■ DATA ROWS ■
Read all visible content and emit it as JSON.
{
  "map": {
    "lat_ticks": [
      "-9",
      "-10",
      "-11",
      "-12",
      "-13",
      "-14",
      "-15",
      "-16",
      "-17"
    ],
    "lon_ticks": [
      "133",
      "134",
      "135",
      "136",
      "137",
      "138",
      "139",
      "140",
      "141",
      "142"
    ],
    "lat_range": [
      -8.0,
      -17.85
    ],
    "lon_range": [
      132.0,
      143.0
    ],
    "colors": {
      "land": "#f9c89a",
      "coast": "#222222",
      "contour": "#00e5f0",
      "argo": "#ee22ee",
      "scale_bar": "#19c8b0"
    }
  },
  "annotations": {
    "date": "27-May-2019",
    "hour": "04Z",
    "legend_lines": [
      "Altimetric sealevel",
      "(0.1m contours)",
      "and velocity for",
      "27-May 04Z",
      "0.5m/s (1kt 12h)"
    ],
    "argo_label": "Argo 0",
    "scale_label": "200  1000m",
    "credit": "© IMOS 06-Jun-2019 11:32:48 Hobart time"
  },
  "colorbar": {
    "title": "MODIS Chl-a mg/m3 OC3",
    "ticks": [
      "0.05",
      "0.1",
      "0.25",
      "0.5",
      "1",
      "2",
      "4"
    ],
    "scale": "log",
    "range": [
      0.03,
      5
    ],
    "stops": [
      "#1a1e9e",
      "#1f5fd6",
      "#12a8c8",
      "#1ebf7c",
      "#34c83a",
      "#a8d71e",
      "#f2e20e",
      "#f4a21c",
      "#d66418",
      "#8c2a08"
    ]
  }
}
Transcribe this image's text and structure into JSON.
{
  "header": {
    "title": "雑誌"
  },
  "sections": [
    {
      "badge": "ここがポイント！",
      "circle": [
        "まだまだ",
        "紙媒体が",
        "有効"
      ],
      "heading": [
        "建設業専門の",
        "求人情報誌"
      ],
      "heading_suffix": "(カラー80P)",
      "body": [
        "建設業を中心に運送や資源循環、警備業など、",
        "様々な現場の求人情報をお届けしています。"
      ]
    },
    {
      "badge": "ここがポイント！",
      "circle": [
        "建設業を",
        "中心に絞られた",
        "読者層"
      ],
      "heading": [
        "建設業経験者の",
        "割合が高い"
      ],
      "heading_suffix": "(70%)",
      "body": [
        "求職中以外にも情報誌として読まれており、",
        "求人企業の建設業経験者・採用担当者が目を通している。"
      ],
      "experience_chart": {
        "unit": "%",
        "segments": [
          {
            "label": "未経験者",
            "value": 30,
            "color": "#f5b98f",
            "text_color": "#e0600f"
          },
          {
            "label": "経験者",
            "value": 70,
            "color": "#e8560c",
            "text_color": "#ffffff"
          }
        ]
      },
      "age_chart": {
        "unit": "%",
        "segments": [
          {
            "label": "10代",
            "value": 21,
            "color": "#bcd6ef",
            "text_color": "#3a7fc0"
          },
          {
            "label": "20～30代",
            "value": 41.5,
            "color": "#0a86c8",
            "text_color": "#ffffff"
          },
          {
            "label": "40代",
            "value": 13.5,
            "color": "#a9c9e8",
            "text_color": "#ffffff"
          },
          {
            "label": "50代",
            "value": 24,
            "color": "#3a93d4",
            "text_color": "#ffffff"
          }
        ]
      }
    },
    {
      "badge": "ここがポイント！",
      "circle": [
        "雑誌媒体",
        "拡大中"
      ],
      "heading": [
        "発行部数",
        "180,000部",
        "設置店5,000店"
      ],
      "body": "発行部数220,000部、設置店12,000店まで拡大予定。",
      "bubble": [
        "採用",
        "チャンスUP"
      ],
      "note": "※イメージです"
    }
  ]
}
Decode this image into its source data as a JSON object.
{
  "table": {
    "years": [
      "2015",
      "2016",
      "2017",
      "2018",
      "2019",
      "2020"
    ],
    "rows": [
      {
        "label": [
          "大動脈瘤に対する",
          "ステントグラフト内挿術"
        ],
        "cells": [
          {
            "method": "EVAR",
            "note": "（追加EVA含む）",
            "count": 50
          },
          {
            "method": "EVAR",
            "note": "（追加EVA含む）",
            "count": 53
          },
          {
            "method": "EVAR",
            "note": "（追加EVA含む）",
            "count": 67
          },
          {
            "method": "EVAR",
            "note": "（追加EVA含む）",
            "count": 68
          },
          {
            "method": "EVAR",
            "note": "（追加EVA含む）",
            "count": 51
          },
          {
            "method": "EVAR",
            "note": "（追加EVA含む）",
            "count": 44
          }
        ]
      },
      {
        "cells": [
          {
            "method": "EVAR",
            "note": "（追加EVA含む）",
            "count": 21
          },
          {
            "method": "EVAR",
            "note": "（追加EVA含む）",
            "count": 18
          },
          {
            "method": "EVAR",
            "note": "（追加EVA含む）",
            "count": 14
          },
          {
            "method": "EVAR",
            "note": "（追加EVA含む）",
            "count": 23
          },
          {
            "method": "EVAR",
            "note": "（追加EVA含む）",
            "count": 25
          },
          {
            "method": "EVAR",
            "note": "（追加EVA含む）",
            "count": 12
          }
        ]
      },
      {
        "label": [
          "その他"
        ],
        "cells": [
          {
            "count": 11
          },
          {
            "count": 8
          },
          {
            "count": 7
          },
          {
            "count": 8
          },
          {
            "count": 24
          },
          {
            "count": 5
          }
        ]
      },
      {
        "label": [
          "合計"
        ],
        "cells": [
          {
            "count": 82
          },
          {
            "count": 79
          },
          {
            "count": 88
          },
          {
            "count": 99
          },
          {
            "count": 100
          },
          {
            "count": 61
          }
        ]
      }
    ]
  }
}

■ WRITTEN REQUEST ■
The records are above. How many lines in them contain the word "JSON"? Give the number alone.

■ WRITTEN SOLUTION ■
3